Já são 6 da tarde; procuro o metrô, para ir ao hotel. Não sem antes passar em frente ao magnífico Museo de Bellas Artes, prédio digno de Paris ou Londres. Situa-se numa região que lembra muito Barcelona, em especial o Barri Gòtic, com suas ruas escuras, abóbadas, e casas antigas. Santiago me pareceu um pouco isso, um pot-pourri de diversas cidades do mundo, sem no entanto deixar de ter um charme todo próprio. De volta ao tal calçadão, deparo-me com uma multidão assustadora, que mal sabia iria me acompanhar durante o trajeto de volta. Mas, surpreendentemente, não chego a ser incomodado por ela. Muito pelo contrário. Neste momento, devo interromper minha narrativa, pois aproxima-se o ponto crucial, onde eu queria chegar. Perdoem-me, mas a boa educação dos chilenos volta a ser motivo de louvor em meu texto. Mas minha insistência neste tópico não podia ser menor; é um fato que me atingiu muito fortemente, não me perdoaria por isso (sinto que devo isso a eles, como agradecimento). Recentemente cometi o desatino de visitar o Shopping Iguatemi, em São Paulo, supostamente frequentado pelas pessoas de maior nível de vida nesta maldita cidade. E não foi num fim-de-semana. Posso dizer que é muito mais agradável andar no centro de Santiago às 6 da tarde, em meio ao stress pós-trabalho de milhares de santiagueños de todas as classes sociais, do que no shopping frequentado, por lazer, pelas pessoas de melhor situação financeira de São Paulo, durante seu tempo livre. As pessoas lá eram muito, mas muito mais educadas, menos carrancudas, incomodadas, e me deram menos trombadas. Pediam licença, vê se pode, antes de passar perto de você! Só me lembro de ter visto coisa igual em Londres, ou certos lugares dos EUA... É, a coisa aqui anda feia. O mal estar da civilização nos atinge de maneira ainda pior que em qualquer outro lugar do mundo, pois aqui ele carrega consigo resquícios ainda muito vivos da barbárie da qual ainda não acabamos de sair. O respeito pelos outros em Sampa (ou mesmo no Brasil, for that matter) anda tão, tão baixo que infelizmente este anda sendo meu método de avaliar o quanto um lugar é bem frequentado: conto o número de ombradas que levo neste ou naquele determinado lugar.

(Registros de uma coleta de dados)

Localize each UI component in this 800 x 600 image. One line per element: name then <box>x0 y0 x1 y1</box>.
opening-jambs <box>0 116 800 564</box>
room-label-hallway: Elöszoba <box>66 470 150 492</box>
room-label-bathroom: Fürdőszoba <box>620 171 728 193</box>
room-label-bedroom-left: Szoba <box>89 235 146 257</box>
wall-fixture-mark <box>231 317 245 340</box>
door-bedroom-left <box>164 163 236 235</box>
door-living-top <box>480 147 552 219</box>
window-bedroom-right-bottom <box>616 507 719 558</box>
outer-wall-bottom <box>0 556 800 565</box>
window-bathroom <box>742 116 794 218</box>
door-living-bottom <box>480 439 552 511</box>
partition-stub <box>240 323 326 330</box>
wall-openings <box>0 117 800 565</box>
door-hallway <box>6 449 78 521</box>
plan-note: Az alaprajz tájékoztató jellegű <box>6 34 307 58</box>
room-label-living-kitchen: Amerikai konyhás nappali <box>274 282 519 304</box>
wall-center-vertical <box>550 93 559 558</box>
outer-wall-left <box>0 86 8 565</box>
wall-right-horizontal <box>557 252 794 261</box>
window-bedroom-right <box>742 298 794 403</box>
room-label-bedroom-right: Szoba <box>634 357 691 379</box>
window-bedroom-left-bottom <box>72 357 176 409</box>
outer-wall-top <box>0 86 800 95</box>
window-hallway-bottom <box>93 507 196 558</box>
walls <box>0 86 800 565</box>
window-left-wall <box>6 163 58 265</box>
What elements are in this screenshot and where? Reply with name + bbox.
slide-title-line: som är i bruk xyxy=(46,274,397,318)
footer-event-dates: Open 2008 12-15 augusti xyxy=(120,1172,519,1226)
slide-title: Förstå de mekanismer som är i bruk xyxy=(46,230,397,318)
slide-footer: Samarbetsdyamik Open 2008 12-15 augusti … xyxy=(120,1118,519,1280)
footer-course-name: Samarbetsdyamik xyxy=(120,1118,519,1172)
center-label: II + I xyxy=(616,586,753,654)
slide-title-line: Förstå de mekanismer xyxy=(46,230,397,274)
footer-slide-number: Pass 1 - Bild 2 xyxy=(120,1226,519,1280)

Lista de tarefas:
1/ Segundo o relato sobre Santiago, por que o mal-estar da civilização atinge o Brasil de maneira pior que qualquer outro lugar do mundo? Responda em uma a três frases.
2/ Diga se cada afirmação concorda com o relato sobre Santiago, respondendo sim ou não e citando as palavras do texto que decidem a questão.
(a) O narrador visitou o Shopping Iguatemi num fim de semana.
(b) O Museo de Bellas Artes é comparado a prédios de Paris ou Londres.
(c) A multidão no calçadão incomodou o narrador.
3/ Prossiga com o relato sobre Santiago a partir da última frase apresentada.

Respostas esperadas:
1/ Porque aqui esse mal-estar carrega consigo resquícios ainda muito vivos da barbárie da qual o país ainda não acabou de sair.

2/
(a) Não: "E não foi num fim-de-semana."
(b) Sim: "prédio digno de Paris ou Londres."
(c) Não: "não chego a ser incomodado por ela."

3/
É algo a se pensar; faço essas críticas não com o mero intuito de reclamar, pura e simplesmente; já faço isso pra mim mesmo, como bom sexagenário nato que sou (e que me orgulho de ser; como disse Nélson Rodrigues - ou foi Fabio Danesi Rossi? - jovens, envelheçam!). Mas é a incredulidade, que me açoita e me incomoda. Se o Chile, uma tripinha de terra espremida entre os Andes e o Pacífico, colonizado por um punhado de mercenários espanhóis e habitado por alguns índios que até hoje não se submeteram totalmente, pôde se tornar um país tão agradável (de longe o mais civilizado dos latino-americanos), há alguma esperança para o Brasil. Em algum lugar há. Só não tivemos alguém que nos colocasse no devido lugar, que deixasse de usar a "ORDEM" apenas como adorno de nossa bandeira, mas a transpusesse para a vida prática, cotidiana; talvez tenha faltado um Pinochet em nossa história. Foi o que ouvi de muitos chilenos.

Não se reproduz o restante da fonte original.